- Task description -
Search the records for the word "screenshot" and report each line that has it.

- Data for this task -
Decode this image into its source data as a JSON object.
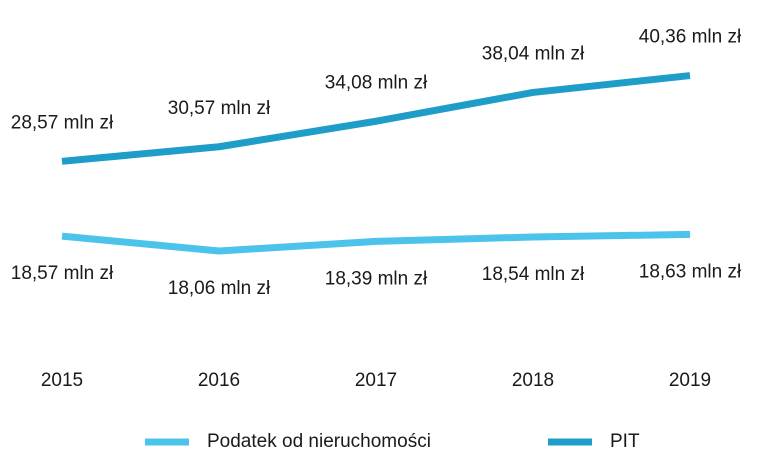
{
  "chart_data": {
    "type": "line",
    "categories": [
      "2015",
      "2016",
      "2017",
      "2018",
      "2019"
    ],
    "series": [
      {
        "name": "Podatek od nieruchomości",
        "color": "#4cc3ea",
        "axis": "y2",
        "values": [
          18.57,
          18.06,
          18.39,
          18.54,
          18.63
        ],
        "value_labels": [
          "18,57 mln zł",
          "18,06 mln zł",
          "18,39 mln zł",
          "18,54 mln zł",
          "18,63 mln zł"
        ]
      },
      {
        "name": "PIT",
        "color": "#1e9dc9",
        "values": [
          28.57,
          30.57,
          34.08,
          38.04,
          40.36
        ],
        "value_labels": [
          "28,57 mln zł",
          "30,57 mln zł",
          "34,08 mln zł",
          "38,04 mln zł",
          "40,36 mln zł"
        ]
      }
    ],
    "ylim": [
      4,
      48
    ],
    "y2lim": [
      15,
      26
    ]
  }
}
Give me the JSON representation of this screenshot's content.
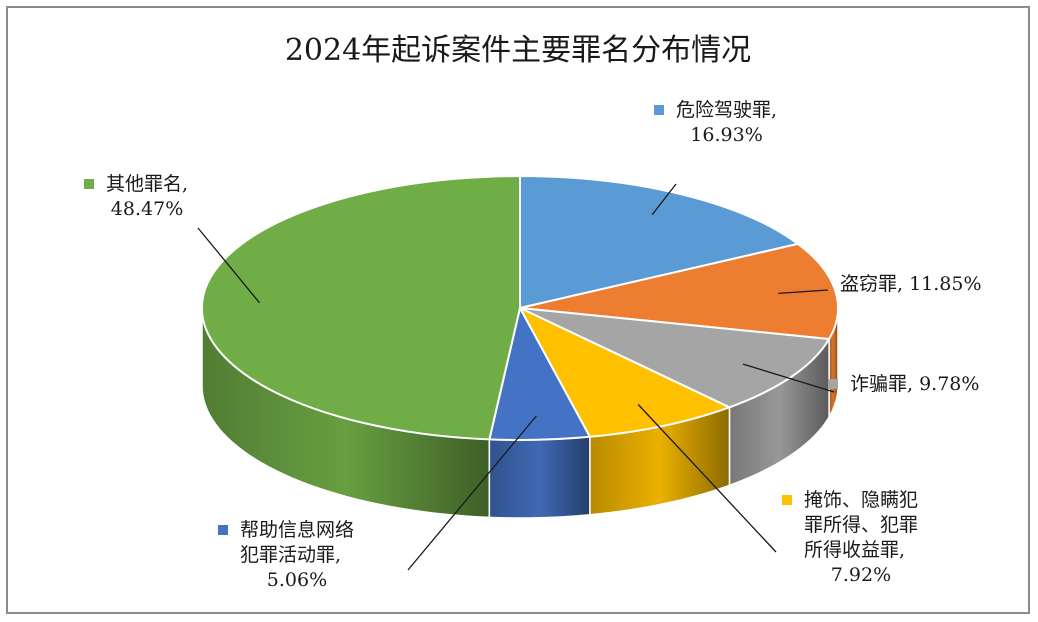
{
  "chart_data": {
    "type": "pie",
    "variant": "3d",
    "title": "2024年起诉案件主要罪名分布情况",
    "slices": [
      {
        "name": "危险驾驶罪",
        "value": 16.93,
        "value_label": "16.93%",
        "color": "#5b9bd5",
        "label_lines": [
          "危险驾驶罪,",
          "16.93%"
        ]
      },
      {
        "name": "盗窃罪",
        "value": 11.85,
        "value_label": "11.85%",
        "color": "#ed7d31",
        "label_lines": [
          "盗窃罪, 11.85%"
        ]
      },
      {
        "name": "诈骗罪",
        "value": 9.78,
        "value_label": "9.78%",
        "color": "#a5a5a5",
        "label_lines": [
          "诈骗罪, 9.78%"
        ]
      },
      {
        "name": "掩饰、隐瞒犯罪所得、犯罪所得收益罪",
        "value": 7.92,
        "value_label": "7.92%",
        "color": "#ffc000",
        "label_lines": [
          "掩饰、隐瞒犯",
          "罪所得、犯罪",
          "所得收益罪,",
          "7.92%"
        ]
      },
      {
        "name": "帮助信息网络犯罪活动罪",
        "value": 5.06,
        "value_label": "5.06%",
        "color": "#4472c4",
        "label_lines": [
          "帮助信息网络",
          "犯罪活动罪,",
          "5.06%"
        ]
      },
      {
        "name": "其他罪名",
        "value": 48.47,
        "value_label": "48.47%",
        "color": "#70ad47",
        "label_lines": [
          "其他罪名,",
          "48.47%"
        ]
      }
    ],
    "legend": "labels beside slices"
  }
}
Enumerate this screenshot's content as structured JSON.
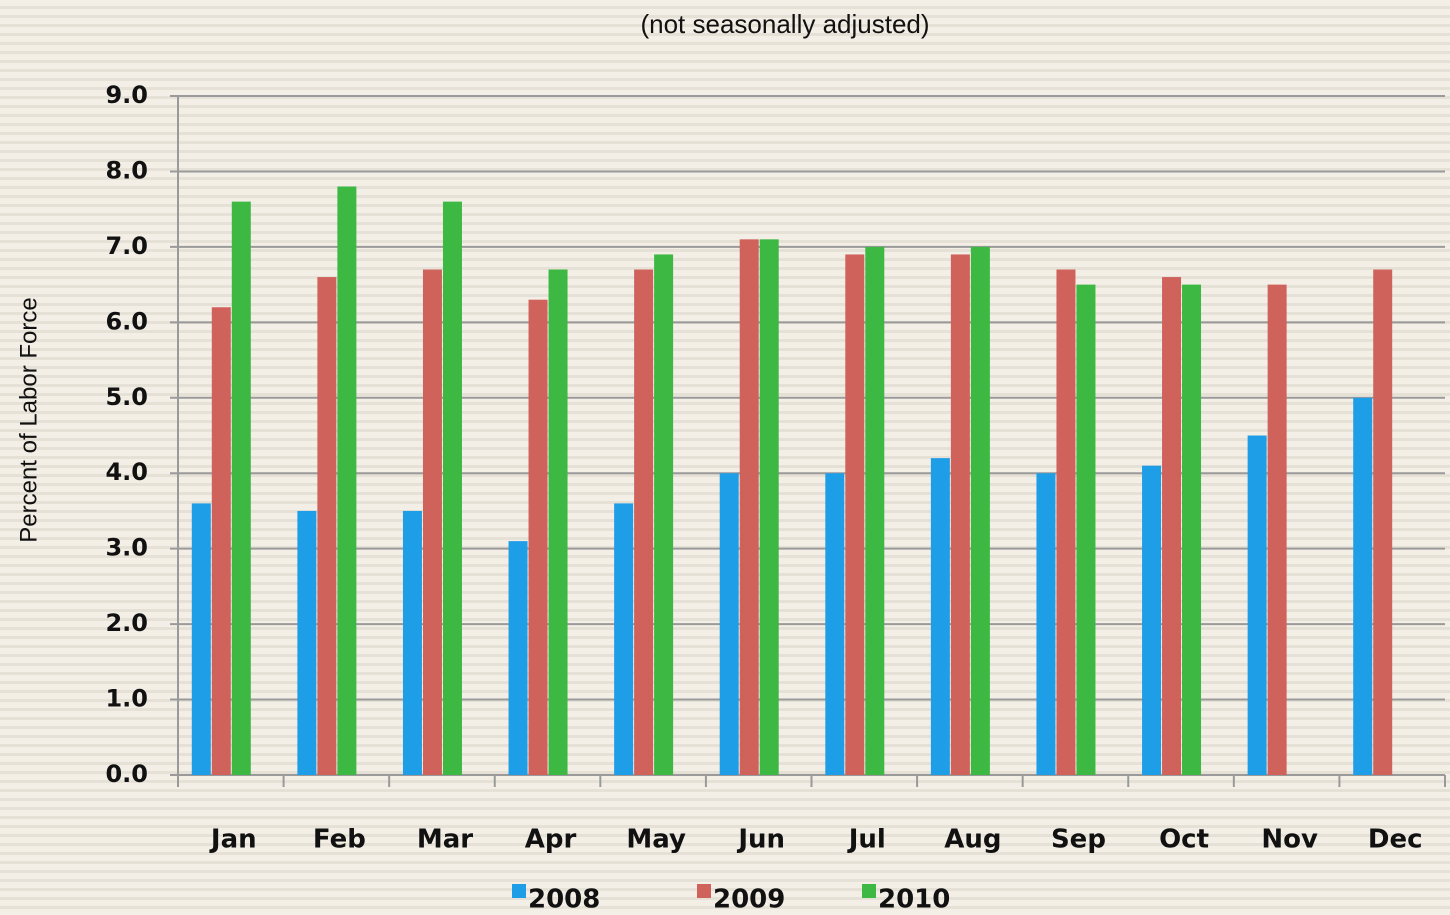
{
  "chart_data": {
    "type": "bar",
    "subtitle": "(not seasonally adjusted)",
    "y_label": "Percent of Labor Force",
    "categories": [
      "Jan",
      "Feb",
      "Mar",
      "Apr",
      "May",
      "Jun",
      "Jul",
      "Aug",
      "Sep",
      "Oct",
      "Nov",
      "Dec"
    ],
    "series": [
      {
        "name": "2008",
        "color": "#1f9ee8",
        "values": [
          3.6,
          3.5,
          3.5,
          3.1,
          3.6,
          4.0,
          4.0,
          4.2,
          4.0,
          4.1,
          4.5,
          5.0
        ]
      },
      {
        "name": "2009",
        "color": "#d0625c",
        "values": [
          6.2,
          6.6,
          6.7,
          6.3,
          6.7,
          7.1,
          6.9,
          6.9,
          6.7,
          6.6,
          6.5,
          6.7
        ]
      },
      {
        "name": "2010",
        "color": "#3cb843",
        "values": [
          7.6,
          7.8,
          7.6,
          6.7,
          6.9,
          7.1,
          7.0,
          7.0,
          6.5,
          6.5,
          null,
          null
        ]
      }
    ],
    "ylim": [
      0,
      9
    ],
    "yticks": [
      {
        "value": 0,
        "label": "0.0"
      },
      {
        "value": 1,
        "label": "1.0"
      },
      {
        "value": 2,
        "label": "2.0"
      },
      {
        "value": 3,
        "label": "3.0"
      },
      {
        "value": 4,
        "label": "4.0"
      },
      {
        "value": 5,
        "label": "5.0"
      },
      {
        "value": 6,
        "label": "6.0"
      },
      {
        "value": 7,
        "label": "7.0"
      },
      {
        "value": 8,
        "label": "8.0"
      },
      {
        "value": 9,
        "label": "9.0"
      }
    ],
    "grid": true,
    "legend": "bottom"
  }
}
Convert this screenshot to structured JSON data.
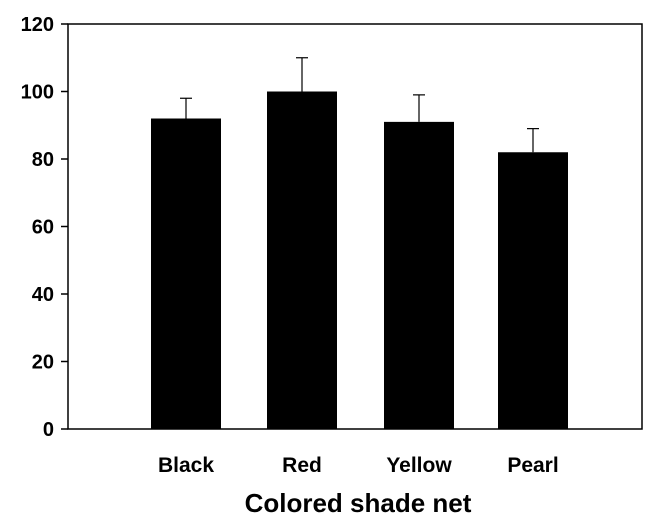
{
  "chart_data": {
    "type": "bar",
    "categories": [
      "Black",
      "Red",
      "Yellow",
      "Pearl"
    ],
    "values": [
      92,
      100,
      91,
      82
    ],
    "error_upper": [
      6,
      10,
      8,
      7
    ],
    "title": "",
    "xlabel": "Colored shade net",
    "ylabel": "",
    "ylim": [
      0,
      120
    ],
    "yticks": [
      0,
      20,
      40,
      60,
      80,
      100,
      120
    ],
    "grid": false,
    "bar_color": "#000000"
  }
}
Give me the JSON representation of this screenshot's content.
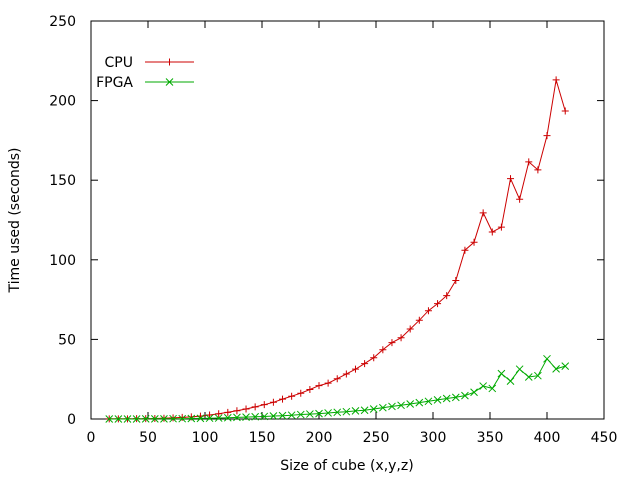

- Written reply -
Give me the JSON representation of this screenshot's content.
Enumerate this screenshot's content as structured JSON.
Convert this screenshot to structured JSON data.
Give me the JSON representation of this screenshot's content.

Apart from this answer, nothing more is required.